*EXERCISE PROMPT*.
Where the string "того" occurs in the material below, report the whole line.

--- THE INPUT ---

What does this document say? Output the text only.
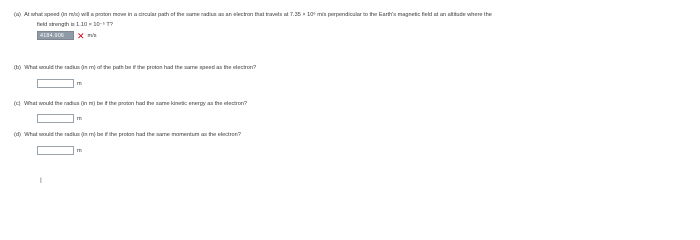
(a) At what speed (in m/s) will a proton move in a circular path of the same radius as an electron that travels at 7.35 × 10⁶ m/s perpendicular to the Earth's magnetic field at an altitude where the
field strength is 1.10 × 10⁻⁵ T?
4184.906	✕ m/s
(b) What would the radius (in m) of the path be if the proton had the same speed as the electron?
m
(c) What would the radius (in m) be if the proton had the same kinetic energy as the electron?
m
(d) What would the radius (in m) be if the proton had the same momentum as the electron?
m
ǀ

---
--- THE INPUT ---

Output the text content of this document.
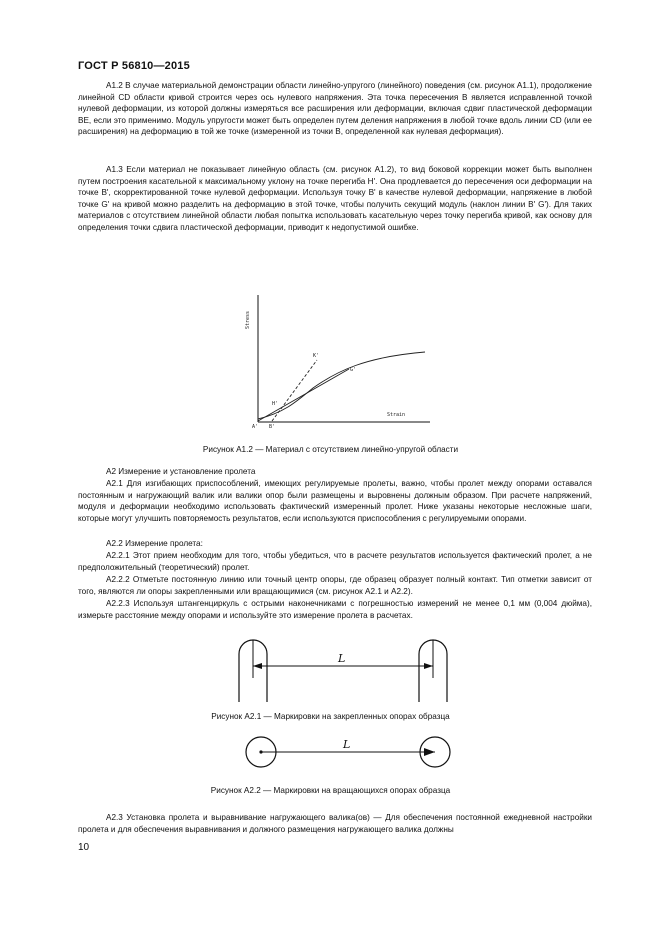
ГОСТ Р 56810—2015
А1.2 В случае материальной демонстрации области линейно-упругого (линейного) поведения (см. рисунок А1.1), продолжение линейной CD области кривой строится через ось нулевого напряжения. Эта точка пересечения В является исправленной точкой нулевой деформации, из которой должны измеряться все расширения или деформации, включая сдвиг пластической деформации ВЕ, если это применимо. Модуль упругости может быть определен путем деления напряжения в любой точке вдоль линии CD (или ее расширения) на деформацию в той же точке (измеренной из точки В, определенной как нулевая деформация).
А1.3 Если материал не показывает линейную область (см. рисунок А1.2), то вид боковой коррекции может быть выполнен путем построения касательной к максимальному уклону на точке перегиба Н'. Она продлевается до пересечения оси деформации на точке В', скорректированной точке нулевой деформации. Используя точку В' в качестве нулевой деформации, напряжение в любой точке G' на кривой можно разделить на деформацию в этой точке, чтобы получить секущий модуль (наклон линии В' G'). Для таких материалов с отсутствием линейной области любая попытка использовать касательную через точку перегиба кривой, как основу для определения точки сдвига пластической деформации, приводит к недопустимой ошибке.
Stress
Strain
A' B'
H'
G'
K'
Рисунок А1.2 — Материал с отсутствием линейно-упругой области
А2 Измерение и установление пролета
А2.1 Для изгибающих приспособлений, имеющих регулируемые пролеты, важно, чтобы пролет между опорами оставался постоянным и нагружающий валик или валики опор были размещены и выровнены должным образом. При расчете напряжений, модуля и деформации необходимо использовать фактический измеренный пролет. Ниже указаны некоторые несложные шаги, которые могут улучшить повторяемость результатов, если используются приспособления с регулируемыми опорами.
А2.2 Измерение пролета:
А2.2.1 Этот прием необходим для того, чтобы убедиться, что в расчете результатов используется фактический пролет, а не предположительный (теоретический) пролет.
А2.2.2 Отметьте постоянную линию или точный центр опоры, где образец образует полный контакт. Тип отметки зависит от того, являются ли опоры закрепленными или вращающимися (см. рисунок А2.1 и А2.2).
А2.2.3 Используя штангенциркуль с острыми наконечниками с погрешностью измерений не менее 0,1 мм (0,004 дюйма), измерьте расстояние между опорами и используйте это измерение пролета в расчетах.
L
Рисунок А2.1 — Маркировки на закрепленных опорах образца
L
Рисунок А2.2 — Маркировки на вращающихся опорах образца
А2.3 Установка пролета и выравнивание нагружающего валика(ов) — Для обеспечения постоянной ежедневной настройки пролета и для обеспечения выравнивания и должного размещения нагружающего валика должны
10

---

*TASK SOLUTION*.
А2.2.1 Этот прием необходим для того, чтобы убедиться, что в расчете результатов используется фактический пролет, а не предположительный (теоретический) пролет.
А2.2.2 Отметьте постоянную линию или точный центр опоры, где образец образует полный контакт. Тип отметки зависит от того, являются ли опоры закрепленными или вращающимися (см. рисунок А2.1 и А2.2).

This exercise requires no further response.